[Your objective] Return each line that holds the word "NH₄OH".

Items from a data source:

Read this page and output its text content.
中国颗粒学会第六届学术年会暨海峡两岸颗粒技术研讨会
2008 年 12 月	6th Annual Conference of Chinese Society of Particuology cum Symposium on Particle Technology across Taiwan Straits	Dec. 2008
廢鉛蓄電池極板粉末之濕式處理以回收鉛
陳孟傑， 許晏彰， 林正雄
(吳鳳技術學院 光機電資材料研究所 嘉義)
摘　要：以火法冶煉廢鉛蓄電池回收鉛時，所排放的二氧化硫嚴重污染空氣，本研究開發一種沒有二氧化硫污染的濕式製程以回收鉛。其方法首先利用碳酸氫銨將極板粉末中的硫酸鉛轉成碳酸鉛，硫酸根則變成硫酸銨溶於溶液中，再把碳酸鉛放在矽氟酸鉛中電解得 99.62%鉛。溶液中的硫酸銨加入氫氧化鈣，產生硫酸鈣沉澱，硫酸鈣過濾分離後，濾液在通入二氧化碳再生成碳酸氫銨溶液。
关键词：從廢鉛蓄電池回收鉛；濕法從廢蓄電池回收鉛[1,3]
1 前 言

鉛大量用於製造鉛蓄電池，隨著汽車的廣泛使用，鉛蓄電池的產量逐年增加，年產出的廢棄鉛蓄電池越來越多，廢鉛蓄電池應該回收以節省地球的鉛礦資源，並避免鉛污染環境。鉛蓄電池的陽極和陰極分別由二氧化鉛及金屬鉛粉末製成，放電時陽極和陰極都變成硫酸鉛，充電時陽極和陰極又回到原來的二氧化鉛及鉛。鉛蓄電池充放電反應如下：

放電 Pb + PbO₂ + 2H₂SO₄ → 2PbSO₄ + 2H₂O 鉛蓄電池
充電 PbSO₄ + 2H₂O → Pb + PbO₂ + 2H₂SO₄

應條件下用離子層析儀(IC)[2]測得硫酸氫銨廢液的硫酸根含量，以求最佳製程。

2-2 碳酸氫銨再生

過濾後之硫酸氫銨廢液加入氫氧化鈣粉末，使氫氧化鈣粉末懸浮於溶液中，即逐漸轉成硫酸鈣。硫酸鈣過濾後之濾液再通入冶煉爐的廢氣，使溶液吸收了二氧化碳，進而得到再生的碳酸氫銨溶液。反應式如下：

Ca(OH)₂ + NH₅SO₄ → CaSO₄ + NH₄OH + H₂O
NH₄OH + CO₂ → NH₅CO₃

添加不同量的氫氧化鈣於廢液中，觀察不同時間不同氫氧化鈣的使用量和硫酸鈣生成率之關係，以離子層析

[Response to the exercise]
Ca(OH)₂ + NH₅SO₄ → CaSO₄ + NH₄OH + H₂O
NH₄OH + CO₂ → NH₅CO₃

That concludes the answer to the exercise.